**Given instruction**
List each line of the data that holds the string "числе".

**Supplied data**
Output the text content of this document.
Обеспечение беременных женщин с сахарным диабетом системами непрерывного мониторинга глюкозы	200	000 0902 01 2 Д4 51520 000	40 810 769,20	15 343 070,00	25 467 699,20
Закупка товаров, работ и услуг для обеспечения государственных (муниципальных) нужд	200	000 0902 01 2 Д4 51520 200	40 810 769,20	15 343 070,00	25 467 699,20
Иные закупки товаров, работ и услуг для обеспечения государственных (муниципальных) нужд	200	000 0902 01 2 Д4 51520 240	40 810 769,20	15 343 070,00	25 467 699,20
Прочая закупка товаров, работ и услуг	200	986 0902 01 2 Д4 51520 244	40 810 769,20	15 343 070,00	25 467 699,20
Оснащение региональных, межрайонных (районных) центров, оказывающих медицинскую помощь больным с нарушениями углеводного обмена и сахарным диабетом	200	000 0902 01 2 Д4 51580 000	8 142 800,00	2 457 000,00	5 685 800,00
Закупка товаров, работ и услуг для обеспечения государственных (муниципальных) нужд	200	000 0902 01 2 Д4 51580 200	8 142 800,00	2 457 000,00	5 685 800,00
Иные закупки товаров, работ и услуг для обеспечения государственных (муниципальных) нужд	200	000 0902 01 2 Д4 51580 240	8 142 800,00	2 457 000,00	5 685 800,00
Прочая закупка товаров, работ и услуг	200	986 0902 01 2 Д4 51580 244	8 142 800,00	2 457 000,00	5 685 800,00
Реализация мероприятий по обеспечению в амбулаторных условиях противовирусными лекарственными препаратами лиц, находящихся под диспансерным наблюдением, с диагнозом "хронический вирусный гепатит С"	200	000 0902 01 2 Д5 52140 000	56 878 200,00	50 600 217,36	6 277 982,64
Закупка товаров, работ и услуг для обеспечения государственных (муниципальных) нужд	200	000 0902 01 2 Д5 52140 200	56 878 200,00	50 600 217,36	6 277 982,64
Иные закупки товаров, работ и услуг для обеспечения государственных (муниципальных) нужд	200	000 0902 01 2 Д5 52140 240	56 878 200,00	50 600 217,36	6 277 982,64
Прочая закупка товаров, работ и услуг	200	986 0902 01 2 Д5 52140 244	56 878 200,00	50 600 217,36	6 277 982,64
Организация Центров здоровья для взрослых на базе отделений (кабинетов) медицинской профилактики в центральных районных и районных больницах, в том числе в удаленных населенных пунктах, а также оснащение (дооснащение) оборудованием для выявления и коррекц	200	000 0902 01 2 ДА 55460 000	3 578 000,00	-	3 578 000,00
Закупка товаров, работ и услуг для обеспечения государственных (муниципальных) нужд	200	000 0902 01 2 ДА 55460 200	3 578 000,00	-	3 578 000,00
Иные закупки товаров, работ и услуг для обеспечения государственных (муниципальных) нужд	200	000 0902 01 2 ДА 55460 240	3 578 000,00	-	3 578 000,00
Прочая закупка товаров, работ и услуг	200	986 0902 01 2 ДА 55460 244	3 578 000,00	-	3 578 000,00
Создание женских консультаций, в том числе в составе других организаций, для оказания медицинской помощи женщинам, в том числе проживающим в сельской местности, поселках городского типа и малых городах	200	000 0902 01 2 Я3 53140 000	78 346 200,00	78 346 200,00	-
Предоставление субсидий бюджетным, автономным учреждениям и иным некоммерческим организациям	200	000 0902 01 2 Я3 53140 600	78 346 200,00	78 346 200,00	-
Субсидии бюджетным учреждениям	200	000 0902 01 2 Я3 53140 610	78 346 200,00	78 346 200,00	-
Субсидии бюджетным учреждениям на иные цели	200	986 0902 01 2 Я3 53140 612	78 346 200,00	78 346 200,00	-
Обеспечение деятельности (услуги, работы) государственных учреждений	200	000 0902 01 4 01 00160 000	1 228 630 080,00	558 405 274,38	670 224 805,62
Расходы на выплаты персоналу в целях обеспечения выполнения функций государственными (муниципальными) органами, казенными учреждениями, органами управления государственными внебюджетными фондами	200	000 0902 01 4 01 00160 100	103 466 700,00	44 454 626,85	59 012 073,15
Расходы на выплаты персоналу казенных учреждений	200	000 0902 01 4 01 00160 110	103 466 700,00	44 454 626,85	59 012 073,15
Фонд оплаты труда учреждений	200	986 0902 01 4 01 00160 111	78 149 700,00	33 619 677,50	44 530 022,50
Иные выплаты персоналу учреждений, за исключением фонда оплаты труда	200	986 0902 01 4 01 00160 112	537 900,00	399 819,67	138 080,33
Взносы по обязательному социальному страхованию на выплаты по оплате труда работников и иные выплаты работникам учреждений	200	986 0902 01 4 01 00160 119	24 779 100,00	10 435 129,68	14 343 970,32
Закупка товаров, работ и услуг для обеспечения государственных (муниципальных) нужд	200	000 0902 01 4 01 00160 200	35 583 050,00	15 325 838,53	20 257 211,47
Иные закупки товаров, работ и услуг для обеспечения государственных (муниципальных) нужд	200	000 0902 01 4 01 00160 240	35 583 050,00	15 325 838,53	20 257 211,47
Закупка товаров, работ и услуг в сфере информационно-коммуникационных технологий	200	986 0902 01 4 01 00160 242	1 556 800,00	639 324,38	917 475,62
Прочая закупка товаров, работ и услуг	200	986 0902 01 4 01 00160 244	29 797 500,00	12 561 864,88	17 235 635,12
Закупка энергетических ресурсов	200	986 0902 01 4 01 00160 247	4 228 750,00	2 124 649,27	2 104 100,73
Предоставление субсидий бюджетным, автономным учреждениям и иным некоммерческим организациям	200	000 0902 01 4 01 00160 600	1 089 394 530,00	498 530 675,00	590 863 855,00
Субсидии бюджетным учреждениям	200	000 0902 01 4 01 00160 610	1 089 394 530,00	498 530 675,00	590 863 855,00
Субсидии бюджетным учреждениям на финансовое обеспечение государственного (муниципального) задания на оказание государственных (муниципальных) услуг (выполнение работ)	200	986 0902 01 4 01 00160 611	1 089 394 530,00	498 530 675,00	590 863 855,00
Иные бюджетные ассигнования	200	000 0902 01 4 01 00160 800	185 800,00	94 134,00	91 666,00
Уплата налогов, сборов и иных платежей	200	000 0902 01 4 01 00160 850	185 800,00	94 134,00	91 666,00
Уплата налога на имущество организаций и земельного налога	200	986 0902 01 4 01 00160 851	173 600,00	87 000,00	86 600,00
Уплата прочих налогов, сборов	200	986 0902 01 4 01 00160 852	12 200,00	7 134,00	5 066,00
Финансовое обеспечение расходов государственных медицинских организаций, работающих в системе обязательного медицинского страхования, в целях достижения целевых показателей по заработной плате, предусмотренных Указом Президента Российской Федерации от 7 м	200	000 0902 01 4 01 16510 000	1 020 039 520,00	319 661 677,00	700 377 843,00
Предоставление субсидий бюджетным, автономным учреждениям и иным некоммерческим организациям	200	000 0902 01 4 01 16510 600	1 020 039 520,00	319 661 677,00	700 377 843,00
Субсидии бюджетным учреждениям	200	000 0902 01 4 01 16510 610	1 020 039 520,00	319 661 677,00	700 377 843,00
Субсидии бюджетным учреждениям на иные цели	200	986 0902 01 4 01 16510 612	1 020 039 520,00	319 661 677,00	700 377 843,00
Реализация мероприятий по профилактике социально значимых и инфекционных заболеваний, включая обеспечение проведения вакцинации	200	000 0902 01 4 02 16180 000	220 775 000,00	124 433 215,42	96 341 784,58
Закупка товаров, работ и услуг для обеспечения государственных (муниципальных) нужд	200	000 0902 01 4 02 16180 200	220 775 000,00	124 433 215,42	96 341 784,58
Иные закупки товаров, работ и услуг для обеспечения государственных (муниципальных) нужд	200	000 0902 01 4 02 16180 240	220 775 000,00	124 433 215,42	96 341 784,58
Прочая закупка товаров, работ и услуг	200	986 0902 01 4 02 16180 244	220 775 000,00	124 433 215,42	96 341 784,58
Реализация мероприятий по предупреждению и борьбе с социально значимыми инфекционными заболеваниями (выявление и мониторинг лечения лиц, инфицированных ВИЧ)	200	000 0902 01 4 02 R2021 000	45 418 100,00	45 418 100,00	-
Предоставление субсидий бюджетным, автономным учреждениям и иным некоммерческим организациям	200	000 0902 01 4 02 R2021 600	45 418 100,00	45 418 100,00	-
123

**Solved problem**
Организация Центров здоровья для взрослых на базе отделений (кабинетов) медицинской профилактики в центральных районных и районных больницах, в том числе в удаленных населенных пунктах, а также оснащение (дооснащение) оборудованием для выявления и коррекц	200	000 0902 01 2 ДА 55460 000	3 578 000,00	-	3 578 000,00
Создание женских консультаций, в том числе в составе других организаций, для оказания медицинской помощи женщинам, в том числе проживающим в сельской местности, поселках городского типа и малых городах	200	000 0902 01 2 Я3 53140 000	78 346 200,00	78 346 200,00	-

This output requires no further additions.